Goal —
Rewrite the records from the start through the line containing "estimate-marker [389,206,400,216]", swapping every "lag-label" for "lag-tag" and leaving everything else unchanged.

* * * * * * * * *

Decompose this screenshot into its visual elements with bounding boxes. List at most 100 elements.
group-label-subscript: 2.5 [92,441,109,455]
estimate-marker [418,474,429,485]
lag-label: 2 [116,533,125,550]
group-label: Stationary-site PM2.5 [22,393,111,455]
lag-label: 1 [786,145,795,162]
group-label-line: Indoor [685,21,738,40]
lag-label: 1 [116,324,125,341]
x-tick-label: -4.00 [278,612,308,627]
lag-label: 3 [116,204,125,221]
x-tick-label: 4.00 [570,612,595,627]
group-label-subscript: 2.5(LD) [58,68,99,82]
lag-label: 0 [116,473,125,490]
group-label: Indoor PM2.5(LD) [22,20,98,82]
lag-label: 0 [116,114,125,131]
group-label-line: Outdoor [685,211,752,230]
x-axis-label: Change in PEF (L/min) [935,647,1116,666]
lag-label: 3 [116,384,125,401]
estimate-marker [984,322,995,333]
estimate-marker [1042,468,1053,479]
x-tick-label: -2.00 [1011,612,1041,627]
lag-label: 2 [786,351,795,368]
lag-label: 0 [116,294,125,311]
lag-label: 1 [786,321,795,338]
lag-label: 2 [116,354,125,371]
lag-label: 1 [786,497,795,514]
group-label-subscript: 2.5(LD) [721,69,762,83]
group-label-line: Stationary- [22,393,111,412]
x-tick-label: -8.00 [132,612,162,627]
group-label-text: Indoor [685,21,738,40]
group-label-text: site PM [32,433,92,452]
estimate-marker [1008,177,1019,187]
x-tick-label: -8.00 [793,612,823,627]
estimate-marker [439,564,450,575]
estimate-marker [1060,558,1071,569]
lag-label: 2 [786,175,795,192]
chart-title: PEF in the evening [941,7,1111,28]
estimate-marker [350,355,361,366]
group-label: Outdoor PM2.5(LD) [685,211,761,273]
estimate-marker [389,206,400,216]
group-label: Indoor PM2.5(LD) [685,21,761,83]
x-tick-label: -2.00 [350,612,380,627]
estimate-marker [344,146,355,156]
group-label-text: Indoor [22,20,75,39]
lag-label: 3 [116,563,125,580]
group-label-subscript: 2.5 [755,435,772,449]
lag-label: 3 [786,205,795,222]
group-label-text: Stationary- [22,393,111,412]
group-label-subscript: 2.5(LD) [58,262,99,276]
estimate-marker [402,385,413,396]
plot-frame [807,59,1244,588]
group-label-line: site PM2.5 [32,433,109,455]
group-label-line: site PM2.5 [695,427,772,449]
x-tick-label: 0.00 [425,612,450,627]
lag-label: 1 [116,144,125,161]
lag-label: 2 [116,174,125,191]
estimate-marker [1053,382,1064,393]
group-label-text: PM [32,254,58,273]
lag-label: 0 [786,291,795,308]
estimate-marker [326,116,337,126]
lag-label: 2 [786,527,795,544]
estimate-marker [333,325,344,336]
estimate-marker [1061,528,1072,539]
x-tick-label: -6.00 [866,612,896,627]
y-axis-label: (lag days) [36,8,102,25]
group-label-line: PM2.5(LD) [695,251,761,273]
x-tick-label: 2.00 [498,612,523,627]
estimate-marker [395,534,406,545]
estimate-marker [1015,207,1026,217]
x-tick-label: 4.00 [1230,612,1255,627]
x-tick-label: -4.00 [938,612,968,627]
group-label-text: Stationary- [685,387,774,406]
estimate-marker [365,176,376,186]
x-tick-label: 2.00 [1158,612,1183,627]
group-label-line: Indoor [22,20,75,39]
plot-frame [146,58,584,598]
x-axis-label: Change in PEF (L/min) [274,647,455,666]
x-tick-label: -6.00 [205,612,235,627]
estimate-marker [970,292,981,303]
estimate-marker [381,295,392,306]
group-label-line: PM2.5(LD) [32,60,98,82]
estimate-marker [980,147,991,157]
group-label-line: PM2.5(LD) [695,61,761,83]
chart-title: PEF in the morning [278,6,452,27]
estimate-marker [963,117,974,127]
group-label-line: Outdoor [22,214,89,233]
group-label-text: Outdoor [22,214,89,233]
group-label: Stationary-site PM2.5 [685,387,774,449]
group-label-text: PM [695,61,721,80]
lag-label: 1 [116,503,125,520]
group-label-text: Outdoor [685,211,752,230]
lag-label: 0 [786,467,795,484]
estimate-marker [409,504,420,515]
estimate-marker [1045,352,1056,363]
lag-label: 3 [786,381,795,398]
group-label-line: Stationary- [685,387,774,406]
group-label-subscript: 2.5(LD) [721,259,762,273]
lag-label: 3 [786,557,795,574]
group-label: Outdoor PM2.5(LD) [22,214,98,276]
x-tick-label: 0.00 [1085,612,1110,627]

* * * * * * * * *

Correct answer —
Decompose this screenshot into its visual elements with bounding boxes. List at most 100 elements.
group-label-subscript: 2.5 [92,441,109,455]
estimate-marker [418,474,429,485]
lag-tag: 2 [116,533,125,550]
group-label: Stationary-site PM2.5 [22,393,111,455]
lag-tag: 1 [786,145,795,162]
group-label-line: Indoor [685,21,738,40]
lag-tag: 1 [116,324,125,341]
x-tick-label: -4.00 [278,612,308,627]
lag-tag: 3 [116,204,125,221]
x-tick-label: 4.00 [570,612,595,627]
group-label-subscript: 2.5(LD) [58,68,99,82]
lag-tag: 0 [116,473,125,490]
group-label: Indoor PM2.5(LD) [22,20,98,82]
lag-tag: 0 [116,114,125,131]
group-label-line: Outdoor [685,211,752,230]
x-axis-label: Change in PEF (L/min) [935,647,1116,666]
lag-tag: 3 [116,384,125,401]
estimate-marker [984,322,995,333]
estimate-marker [1042,468,1053,479]
x-tick-label: -2.00 [1011,612,1041,627]
lag-tag: 2 [786,351,795,368]
lag-tag: 0 [116,294,125,311]
lag-tag: 1 [786,321,795,338]
lag-tag: 2 [116,354,125,371]
lag-tag: 1 [786,497,795,514]
group-label-subscript: 2.5(LD) [721,69,762,83]
group-label-line: Stationary- [22,393,111,412]
x-tick-label: -8.00 [132,612,162,627]
group-label-text: Indoor [685,21,738,40]
group-label-text: site PM [32,433,92,452]
estimate-marker [1008,177,1019,187]
x-tick-label: -8.00 [793,612,823,627]
estimate-marker [439,564,450,575]
estimate-marker [1060,558,1071,569]
lag-tag: 2 [786,175,795,192]
chart-title: PEF in the evening [941,7,1111,28]
estimate-marker [350,355,361,366]
group-label: Outdoor PM2.5(LD) [685,211,761,273]
estimate-marker [389,206,400,216]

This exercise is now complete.